- [Exercise description] Copy out the items word for word, from the very start through the line that contains "body-line-1-text: بالخلافة <box>747", including that line.

== Extracted records

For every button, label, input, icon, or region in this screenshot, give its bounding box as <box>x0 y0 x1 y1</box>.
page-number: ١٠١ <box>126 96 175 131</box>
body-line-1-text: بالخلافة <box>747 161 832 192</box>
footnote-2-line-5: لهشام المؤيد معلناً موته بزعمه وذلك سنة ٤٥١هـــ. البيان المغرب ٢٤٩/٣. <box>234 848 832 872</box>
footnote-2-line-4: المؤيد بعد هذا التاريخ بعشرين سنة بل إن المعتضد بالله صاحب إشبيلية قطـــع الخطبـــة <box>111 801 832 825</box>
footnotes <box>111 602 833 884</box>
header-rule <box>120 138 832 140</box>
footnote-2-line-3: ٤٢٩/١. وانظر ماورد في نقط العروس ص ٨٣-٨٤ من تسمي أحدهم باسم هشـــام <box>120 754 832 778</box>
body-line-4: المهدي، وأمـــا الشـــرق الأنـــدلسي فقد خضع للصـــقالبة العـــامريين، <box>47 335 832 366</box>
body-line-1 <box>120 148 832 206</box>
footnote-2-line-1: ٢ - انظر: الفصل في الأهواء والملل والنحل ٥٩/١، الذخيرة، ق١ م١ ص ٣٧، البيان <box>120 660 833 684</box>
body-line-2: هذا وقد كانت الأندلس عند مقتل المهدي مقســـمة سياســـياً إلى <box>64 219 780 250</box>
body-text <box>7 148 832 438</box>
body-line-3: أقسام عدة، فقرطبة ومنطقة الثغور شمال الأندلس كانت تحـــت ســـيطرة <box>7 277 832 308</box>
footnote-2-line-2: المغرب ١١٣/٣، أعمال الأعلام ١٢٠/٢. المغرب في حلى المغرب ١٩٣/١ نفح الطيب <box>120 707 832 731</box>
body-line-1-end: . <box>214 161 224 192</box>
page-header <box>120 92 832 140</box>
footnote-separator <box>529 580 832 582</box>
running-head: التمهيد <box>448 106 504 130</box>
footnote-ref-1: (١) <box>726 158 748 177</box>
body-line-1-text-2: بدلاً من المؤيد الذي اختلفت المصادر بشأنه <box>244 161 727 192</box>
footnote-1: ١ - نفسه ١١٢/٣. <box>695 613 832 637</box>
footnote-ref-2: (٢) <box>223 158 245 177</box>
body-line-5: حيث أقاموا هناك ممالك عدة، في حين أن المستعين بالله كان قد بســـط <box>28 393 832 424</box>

====

- [Result below]
For every button, label, input, icon, or region in this screenshot, give its bounding box as <box>x0 y0 x1 y1</box>.
page-number: ١٠١ <box>126 96 175 131</box>
body-line-1-text: بالخلافة <box>747 161 832 192</box>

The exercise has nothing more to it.